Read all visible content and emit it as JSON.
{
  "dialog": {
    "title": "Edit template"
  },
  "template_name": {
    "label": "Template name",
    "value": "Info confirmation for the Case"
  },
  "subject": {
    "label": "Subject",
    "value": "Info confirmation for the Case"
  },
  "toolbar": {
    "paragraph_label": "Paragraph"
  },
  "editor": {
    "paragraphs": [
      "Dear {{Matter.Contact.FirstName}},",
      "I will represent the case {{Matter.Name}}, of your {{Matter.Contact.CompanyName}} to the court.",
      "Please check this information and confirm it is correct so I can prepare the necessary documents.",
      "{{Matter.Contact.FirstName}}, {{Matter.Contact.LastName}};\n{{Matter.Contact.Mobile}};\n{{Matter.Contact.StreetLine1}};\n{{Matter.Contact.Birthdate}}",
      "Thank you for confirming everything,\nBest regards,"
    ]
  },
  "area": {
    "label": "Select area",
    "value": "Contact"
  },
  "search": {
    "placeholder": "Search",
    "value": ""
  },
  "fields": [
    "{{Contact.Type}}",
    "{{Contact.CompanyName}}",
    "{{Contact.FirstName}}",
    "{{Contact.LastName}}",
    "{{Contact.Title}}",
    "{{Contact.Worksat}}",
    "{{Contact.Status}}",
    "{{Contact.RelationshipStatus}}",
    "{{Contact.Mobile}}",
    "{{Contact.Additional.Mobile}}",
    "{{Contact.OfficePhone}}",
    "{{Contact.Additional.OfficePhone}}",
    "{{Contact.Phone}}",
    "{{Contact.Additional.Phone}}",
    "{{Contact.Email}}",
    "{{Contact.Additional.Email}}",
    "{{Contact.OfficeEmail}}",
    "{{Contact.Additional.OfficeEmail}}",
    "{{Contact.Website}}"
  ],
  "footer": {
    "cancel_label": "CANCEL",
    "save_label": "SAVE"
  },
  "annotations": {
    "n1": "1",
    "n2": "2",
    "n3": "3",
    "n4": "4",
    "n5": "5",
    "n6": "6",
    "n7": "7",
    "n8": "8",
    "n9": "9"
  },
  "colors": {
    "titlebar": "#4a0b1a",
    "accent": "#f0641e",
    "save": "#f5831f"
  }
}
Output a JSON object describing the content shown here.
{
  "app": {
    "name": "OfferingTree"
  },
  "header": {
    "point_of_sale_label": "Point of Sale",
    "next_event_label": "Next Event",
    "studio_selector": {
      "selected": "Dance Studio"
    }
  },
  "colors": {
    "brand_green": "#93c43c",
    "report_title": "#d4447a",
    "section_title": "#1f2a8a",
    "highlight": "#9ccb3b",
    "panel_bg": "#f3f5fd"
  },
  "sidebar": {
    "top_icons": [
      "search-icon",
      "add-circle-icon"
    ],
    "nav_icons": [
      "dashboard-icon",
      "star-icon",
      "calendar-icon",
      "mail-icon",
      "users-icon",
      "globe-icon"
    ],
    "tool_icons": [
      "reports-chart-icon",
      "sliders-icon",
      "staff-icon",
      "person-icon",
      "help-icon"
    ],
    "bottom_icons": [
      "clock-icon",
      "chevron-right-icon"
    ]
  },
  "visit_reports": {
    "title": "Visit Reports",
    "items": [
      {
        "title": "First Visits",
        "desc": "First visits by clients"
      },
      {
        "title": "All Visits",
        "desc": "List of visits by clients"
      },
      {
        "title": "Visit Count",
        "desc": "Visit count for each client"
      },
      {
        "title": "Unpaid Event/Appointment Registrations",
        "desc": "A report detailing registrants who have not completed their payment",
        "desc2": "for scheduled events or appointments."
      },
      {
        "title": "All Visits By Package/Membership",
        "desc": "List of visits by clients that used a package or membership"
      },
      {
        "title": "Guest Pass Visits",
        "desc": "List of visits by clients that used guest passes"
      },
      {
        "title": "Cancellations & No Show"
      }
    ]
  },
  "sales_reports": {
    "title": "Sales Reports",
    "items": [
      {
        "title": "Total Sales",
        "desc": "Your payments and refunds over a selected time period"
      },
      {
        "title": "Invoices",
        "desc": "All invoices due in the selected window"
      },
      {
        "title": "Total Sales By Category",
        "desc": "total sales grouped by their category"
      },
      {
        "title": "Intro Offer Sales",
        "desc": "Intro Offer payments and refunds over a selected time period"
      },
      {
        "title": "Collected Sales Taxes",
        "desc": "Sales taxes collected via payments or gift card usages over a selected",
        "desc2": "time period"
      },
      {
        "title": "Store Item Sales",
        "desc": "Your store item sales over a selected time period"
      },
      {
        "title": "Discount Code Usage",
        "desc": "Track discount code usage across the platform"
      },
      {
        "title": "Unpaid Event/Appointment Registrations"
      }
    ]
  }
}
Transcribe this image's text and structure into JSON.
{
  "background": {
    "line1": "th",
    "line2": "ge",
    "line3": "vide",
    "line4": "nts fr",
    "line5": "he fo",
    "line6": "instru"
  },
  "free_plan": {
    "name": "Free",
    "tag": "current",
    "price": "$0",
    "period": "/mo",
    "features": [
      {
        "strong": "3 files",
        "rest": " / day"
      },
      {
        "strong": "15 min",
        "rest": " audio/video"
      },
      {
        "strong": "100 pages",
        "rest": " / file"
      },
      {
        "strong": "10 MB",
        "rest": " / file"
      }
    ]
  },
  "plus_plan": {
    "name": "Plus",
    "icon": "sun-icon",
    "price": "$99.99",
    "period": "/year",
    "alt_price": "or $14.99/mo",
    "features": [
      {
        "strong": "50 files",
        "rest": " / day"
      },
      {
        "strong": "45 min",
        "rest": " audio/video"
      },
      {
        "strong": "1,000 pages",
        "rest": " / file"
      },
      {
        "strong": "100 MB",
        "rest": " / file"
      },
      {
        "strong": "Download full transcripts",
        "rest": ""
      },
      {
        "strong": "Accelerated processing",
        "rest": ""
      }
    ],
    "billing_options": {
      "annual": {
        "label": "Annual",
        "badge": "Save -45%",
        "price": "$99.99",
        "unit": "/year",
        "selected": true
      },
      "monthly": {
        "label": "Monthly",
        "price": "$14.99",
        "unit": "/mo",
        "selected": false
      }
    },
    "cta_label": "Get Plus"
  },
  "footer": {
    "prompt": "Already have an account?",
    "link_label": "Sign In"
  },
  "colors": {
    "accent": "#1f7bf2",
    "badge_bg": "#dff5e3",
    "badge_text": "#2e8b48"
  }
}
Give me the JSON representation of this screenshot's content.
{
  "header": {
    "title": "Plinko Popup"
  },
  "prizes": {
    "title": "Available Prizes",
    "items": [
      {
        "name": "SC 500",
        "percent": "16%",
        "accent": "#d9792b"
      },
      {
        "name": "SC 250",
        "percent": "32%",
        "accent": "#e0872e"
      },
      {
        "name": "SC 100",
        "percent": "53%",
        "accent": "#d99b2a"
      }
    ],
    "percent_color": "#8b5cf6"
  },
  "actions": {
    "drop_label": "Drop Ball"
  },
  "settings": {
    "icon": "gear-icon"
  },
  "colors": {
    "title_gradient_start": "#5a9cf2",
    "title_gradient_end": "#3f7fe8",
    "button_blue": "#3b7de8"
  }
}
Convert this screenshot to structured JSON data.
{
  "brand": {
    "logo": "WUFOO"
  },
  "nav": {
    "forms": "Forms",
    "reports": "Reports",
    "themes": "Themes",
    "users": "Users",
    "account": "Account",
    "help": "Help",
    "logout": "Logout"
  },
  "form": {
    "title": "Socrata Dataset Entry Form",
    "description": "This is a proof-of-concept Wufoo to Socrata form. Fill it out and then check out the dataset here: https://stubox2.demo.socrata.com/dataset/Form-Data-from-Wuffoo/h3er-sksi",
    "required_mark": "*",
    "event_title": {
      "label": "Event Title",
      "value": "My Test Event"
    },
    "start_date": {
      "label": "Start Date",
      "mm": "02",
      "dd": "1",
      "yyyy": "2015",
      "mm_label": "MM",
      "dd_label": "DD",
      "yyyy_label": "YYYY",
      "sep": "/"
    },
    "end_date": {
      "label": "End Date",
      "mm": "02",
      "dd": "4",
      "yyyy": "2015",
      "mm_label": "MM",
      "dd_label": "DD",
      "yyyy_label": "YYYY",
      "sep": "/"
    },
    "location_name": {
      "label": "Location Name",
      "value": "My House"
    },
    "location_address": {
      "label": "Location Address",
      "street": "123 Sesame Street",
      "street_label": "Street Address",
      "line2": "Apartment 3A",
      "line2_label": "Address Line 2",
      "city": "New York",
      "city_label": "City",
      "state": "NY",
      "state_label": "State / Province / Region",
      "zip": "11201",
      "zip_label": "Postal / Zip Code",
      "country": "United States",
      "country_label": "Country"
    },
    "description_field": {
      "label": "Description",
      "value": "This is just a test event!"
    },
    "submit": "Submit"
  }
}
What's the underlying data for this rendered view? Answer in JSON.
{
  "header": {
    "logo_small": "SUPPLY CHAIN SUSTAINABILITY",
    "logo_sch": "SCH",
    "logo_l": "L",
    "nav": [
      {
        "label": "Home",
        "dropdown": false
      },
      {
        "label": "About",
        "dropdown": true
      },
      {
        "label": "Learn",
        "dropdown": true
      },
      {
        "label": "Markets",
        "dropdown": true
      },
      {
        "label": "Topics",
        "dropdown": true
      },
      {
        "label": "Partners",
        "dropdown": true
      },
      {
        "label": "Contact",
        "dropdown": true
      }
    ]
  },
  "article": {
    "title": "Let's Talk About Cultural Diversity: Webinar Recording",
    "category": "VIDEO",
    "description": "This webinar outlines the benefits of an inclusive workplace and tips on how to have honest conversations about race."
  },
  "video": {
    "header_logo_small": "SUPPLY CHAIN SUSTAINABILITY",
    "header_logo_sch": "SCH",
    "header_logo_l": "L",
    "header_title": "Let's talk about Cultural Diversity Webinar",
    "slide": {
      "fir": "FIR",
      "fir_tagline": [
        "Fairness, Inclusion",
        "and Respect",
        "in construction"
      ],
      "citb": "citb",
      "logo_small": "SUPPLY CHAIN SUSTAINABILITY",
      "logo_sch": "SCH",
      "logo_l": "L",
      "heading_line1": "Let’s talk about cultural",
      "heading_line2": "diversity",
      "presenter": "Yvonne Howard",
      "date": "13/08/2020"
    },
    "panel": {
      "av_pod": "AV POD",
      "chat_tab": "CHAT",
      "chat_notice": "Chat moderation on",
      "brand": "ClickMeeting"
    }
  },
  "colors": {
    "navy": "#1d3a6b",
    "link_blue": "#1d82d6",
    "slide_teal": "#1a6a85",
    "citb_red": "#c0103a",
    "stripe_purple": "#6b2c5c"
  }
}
◆ ◆ ◆ ◆ ◆ ◆ ◆
— Work to complete —
Count every line of the material above that holds the string "refunds", then state only the total.

— Reply —
2